<<<<
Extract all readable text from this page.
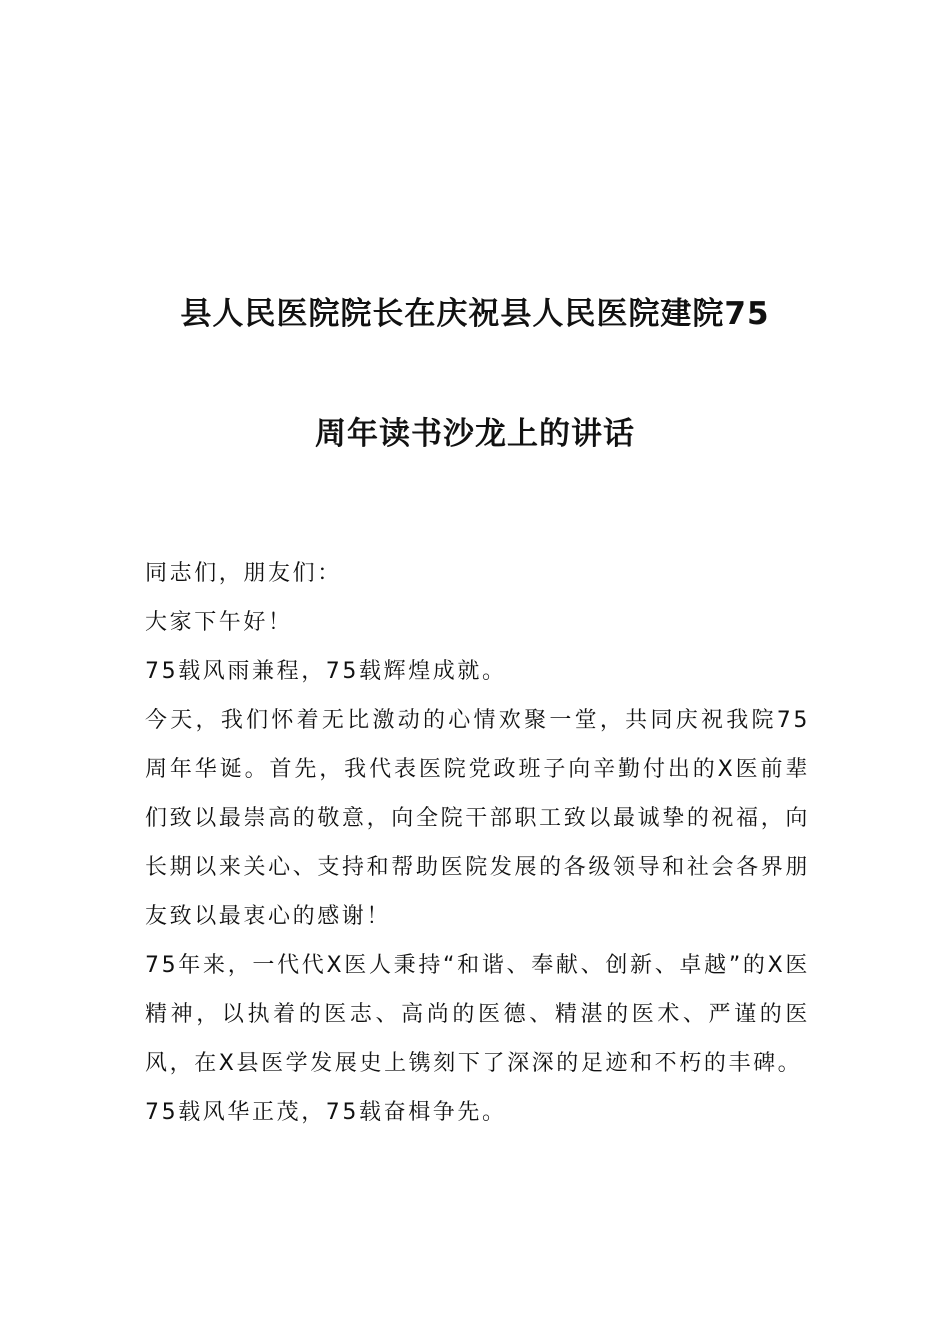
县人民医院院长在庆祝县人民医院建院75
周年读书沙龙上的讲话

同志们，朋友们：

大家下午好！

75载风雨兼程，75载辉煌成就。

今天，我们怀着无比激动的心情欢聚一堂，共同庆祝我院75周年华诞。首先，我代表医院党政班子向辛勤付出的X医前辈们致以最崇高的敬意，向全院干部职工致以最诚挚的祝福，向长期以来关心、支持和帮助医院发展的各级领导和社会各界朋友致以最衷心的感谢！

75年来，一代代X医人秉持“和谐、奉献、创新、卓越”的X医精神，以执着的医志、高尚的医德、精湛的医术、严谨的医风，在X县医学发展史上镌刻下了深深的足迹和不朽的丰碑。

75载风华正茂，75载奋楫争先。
>>>>
<<<<
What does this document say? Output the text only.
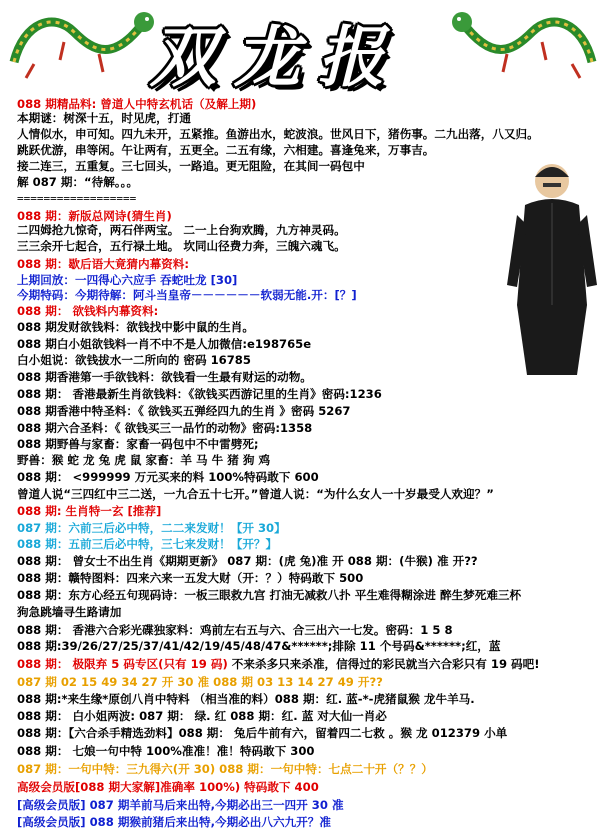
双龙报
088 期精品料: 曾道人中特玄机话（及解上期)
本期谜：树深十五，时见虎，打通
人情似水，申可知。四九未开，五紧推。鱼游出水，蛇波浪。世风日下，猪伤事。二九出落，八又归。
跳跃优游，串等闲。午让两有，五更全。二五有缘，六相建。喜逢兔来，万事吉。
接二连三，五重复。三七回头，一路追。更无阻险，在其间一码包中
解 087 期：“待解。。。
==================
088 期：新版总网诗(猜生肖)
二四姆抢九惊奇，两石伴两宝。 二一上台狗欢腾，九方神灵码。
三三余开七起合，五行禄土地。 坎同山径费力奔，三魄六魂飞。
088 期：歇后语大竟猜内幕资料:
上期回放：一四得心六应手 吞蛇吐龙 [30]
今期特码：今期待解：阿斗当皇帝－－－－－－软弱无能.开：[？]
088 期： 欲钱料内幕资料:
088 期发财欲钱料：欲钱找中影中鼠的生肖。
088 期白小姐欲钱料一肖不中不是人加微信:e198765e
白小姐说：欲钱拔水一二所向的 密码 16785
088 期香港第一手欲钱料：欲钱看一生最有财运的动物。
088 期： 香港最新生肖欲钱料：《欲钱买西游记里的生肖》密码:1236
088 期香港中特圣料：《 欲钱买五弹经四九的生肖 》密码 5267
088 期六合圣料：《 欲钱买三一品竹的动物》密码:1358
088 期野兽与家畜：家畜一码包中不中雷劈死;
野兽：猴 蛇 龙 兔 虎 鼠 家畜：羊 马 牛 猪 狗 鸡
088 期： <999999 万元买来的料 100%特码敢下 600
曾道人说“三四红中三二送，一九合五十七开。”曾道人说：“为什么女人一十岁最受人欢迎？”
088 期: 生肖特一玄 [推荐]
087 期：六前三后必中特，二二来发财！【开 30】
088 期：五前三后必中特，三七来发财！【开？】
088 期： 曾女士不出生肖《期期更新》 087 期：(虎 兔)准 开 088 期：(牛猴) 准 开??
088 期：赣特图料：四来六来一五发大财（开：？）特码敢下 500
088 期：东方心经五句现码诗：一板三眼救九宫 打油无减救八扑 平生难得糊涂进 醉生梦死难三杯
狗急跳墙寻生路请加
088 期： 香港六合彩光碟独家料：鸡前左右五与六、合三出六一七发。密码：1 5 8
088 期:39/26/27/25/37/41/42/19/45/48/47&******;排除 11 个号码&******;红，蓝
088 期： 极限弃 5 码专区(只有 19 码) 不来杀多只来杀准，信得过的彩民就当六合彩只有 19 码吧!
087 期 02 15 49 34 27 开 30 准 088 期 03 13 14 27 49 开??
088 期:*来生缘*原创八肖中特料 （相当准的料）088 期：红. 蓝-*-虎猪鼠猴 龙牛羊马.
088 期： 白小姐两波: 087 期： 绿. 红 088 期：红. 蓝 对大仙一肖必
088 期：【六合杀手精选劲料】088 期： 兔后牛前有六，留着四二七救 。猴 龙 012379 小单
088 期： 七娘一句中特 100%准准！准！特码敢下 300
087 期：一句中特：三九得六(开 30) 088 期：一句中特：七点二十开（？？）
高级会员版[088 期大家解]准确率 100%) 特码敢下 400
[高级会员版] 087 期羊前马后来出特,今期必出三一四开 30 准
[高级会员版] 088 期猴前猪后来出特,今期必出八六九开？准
>>>>
_REQUIRED WORK_: Gather every line from the listing above in which "特码敢下" appears, and copy those lines.

_TASK SOLUTION_:
088 期： <999999 万元买来的料 100%特码敢下 600
088 期：赣特图料：四来六来一五发大财（开：？）特码敢下 500
088 期： 七娘一句中特 100%准准！准！特码敢下 300
高级会员版[088 期大家解]准确率 100%) 特码敢下 400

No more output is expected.